- **Work to do**: Please find all lines in the data that hold the string "JSON" and copy them.

Part of a data file:
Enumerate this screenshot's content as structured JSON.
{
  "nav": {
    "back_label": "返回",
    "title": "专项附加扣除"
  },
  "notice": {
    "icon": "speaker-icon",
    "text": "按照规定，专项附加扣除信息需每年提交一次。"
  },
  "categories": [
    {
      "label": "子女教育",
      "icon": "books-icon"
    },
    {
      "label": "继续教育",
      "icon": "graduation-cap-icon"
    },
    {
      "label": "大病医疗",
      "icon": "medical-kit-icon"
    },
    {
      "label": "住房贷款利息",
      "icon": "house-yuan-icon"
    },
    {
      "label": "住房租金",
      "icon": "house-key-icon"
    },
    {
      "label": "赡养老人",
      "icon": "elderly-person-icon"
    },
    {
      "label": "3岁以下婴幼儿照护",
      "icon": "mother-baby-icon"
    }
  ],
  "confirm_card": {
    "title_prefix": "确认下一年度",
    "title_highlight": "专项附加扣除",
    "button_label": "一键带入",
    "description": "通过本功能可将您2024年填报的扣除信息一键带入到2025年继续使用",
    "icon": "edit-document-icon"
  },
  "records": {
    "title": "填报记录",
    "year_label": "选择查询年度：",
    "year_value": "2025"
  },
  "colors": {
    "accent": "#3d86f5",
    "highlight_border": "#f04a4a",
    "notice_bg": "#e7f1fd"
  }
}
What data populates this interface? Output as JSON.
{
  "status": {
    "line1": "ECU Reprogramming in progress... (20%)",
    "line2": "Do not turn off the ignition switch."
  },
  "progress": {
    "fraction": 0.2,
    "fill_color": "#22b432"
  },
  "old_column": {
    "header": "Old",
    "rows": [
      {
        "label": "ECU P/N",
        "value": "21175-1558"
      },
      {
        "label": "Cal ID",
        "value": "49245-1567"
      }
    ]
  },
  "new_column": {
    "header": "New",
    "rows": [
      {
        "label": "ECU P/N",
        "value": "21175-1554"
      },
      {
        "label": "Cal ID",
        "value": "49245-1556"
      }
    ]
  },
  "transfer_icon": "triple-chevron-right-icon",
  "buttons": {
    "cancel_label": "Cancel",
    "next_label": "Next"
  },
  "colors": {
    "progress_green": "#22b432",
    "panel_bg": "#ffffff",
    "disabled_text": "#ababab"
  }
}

- **Solution for this task**:
Enumerate this screenshot's content as structured JSON.
What data populates this interface? Output as JSON.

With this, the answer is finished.